## Begin

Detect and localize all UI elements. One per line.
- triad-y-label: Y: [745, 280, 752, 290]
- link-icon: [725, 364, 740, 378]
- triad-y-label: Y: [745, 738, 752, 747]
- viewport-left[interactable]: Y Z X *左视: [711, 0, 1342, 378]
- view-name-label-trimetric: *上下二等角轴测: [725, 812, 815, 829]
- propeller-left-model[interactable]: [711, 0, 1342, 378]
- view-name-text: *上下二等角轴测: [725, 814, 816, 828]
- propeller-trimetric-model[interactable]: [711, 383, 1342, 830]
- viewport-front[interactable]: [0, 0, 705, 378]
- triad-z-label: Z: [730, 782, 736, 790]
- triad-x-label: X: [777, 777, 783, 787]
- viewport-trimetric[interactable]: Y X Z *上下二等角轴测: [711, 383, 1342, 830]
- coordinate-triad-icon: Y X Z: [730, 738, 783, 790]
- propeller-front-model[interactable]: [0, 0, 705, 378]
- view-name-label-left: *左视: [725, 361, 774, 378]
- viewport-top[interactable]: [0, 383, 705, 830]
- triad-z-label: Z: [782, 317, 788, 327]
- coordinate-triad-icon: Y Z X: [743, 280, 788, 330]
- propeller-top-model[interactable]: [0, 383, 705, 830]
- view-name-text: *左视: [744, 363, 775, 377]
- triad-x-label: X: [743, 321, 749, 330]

## End

| Your instructions |
Change every "coordinate-triad-icon" in the records above to "axis-triad-icon", leaving all other text as it is.

| Output of the task |
Detect and localize all UI elements. One per line.
- triad-y-label: Y: [745, 280, 752, 290]
- link-icon: [725, 364, 740, 378]
- triad-y-label: Y: [745, 738, 752, 747]
- viewport-left[interactable]: Y Z X *左视: [711, 0, 1342, 378]
- view-name-label-trimetric: *上下二等角轴测: [725, 812, 815, 829]
- propeller-left-model[interactable]: [711, 0, 1342, 378]
- view-name-text: *上下二等角轴测: [725, 814, 816, 828]
- propeller-trimetric-model[interactable]: [711, 383, 1342, 830]
- viewport-front[interactable]: [0, 0, 705, 378]
- triad-z-label: Z: [730, 782, 736, 790]
- triad-x-label: X: [777, 777, 783, 787]
- viewport-trimetric[interactable]: Y X Z *上下二等角轴测: [711, 383, 1342, 830]
- axis-triad-icon: Y X Z: [730, 738, 783, 790]
- propeller-front-model[interactable]: [0, 0, 705, 378]
- view-name-label-left: *左视: [725, 361, 774, 378]
- viewport-top[interactable]: [0, 383, 705, 830]
- triad-z-label: Z: [782, 317, 788, 327]
- axis-triad-icon: Y Z X: [743, 280, 788, 330]
- propeller-top-model[interactable]: [0, 383, 705, 830]
- view-name-text: *左视: [744, 363, 775, 377]
- triad-x-label: X: [743, 321, 749, 330]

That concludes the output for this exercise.